*Description of the task*: Write the records out again, precisely as they stand.

Entries with figure data
** Start **

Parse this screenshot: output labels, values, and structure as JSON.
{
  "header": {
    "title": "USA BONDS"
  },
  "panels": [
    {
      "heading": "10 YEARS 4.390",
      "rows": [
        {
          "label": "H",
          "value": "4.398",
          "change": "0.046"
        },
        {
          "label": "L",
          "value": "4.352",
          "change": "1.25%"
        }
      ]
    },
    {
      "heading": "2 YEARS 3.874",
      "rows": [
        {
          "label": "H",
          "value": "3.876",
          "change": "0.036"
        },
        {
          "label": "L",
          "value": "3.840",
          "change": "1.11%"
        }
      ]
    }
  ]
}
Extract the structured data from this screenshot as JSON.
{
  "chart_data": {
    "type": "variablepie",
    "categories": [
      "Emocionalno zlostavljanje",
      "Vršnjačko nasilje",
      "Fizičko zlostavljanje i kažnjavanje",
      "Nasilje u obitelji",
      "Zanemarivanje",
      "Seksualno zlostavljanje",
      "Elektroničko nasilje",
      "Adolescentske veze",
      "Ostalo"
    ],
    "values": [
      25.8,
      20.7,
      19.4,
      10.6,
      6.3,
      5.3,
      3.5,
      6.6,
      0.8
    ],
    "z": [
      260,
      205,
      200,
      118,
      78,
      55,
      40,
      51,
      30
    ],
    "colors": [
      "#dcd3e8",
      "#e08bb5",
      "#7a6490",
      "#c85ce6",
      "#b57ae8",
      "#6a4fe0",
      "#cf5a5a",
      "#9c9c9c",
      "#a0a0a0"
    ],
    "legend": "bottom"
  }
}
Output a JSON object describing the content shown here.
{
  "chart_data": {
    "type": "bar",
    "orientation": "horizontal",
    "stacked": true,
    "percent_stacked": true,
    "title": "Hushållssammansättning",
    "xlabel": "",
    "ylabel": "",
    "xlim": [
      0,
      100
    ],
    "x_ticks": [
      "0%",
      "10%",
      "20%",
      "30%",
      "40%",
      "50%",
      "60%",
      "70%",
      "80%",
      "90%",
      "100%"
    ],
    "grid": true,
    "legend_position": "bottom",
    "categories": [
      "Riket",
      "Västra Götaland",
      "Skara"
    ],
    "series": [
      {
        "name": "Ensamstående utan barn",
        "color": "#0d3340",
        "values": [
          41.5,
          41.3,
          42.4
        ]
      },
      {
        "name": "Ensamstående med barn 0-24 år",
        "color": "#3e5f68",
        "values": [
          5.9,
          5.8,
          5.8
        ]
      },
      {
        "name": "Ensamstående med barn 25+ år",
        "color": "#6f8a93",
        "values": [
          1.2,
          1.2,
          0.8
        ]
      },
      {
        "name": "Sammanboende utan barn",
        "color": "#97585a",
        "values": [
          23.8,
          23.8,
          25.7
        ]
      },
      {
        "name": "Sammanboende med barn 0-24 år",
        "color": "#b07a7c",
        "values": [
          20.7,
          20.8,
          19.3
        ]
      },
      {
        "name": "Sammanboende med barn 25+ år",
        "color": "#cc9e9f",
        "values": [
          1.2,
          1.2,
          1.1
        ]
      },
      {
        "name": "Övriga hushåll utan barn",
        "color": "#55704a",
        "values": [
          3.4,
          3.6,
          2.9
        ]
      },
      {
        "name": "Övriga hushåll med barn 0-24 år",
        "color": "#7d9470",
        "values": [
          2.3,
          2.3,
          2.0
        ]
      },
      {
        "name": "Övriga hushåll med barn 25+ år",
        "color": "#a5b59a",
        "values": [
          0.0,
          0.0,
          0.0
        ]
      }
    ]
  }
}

** End **

*Complete answer*:
Parse this screenshot: output labels, values, and structure as JSON.
{
  "header": {
    "title": "USA BONDS"
  },
  "panels": [
    {
      "heading": "10 YEARS 4.390",
      "rows": [
        {
          "label": "H",
          "value": "4.398",
          "change": "0.046"
        },
        {
          "label": "L",
          "value": "4.352",
          "change": "1.25%"
        }
      ]
    },
    {
      "heading": "2 YEARS 3.874",
      "rows": [
        {
          "label": "H",
          "value": "3.876",
          "change": "0.036"
        },
        {
          "label": "L",
          "value": "3.840",
          "change": "1.11%"
        }
      ]
    }
  ]
}
Extract the structured data from this screenshot as JSON.
{
  "chart_data": {
    "type": "variablepie",
    "categories": [
      "Emocionalno zlostavljanje",
      "Vršnjačko nasilje",
      "Fizičko zlostavljanje i kažnjavanje",
      "Nasilje u obitelji",
      "Zanemarivanje",
      "Seksualno zlostavljanje",
      "Elektroničko nasilje",
      "Adolescentske veze",
      "Ostalo"
    ],
    "values": [
      25.8,
      20.7,
      19.4,
      10.6,
      6.3,
      5.3,
      3.5,
      6.6,
      0.8
    ],
    "z": [
      260,
      205,
      200,
      118,
      78,
      55,
      40,
      51,
      30
    ],
    "colors": [
      "#dcd3e8",
      "#e08bb5",
      "#7a6490",
      "#c85ce6",
      "#b57ae8",
      "#6a4fe0",
      "#cf5a5a",
      "#9c9c9c",
      "#a0a0a0"
    ],
    "legend": "bottom"
  }
}
Output a JSON object describing the content shown here.
{
  "chart_data": {
    "type": "bar",
    "orientation": "horizontal",
    "stacked": true,
    "percent_stacked": true,
    "title": "Hushållssammansättning",
    "xlabel": "",
    "ylabel": "",
    "xlim": [
      0,
      100
    ],
    "x_ticks": [
      "0%",
      "10%",
      "20%",
      "30%",
      "40%",
      "50%",
      "60%",
      "70%",
      "80%",
      "90%",
      "100%"
    ],
    "grid": true,
    "legend_position": "bottom",
    "categories": [
      "Riket",
      "Västra Götaland",
      "Skara"
    ],
    "series": [
      {
        "name": "Ensamstående utan barn",
        "color": "#0d3340",
        "values": [
          41.5,
          41.3,
          42.4
        ]
      },
      {
        "name": "Ensamstående med barn 0-24 år",
        "color": "#3e5f68",
        "values": [
          5.9,
          5.8,
          5.8
        ]
      },
      {
        "name": "Ensamstående med barn 25+ år",
        "color": "#6f8a93",
        "values": [
          1.2,
          1.2,
          0.8
        ]
      },
      {
        "name": "Sammanboende utan barn",
        "color": "#97585a",
        "values": [
          23.8,
          23.8,
          25.7
        ]
      },
      {
        "name": "Sammanboende med barn 0-24 år",
        "color": "#b07a7c",
        "values": [
          20.7,
          20.8,
          19.3
        ]
      },
      {
        "name": "Sammanboende med barn 25+ år",
        "color": "#cc9e9f",
        "values": [
          1.2,
          1.2,
          1.1
        ]
      },
      {
        "name": "Övriga hushåll utan barn",
        "color": "#55704a",
        "values": [
          3.4,
          3.6,
          2.9
        ]
      },
      {
        "name": "Övriga hushåll med barn 0-24 år",
        "color": "#7d9470",
        "values": [
          2.3,
          2.3,
          2.0
        ]
      },
      {
        "name": "Övriga hushåll med barn 25+ år",
        "color": "#a5b59a",
        "values": [
          0.0,
          0.0,
          0.0
        ]
      }
    ]
  }
}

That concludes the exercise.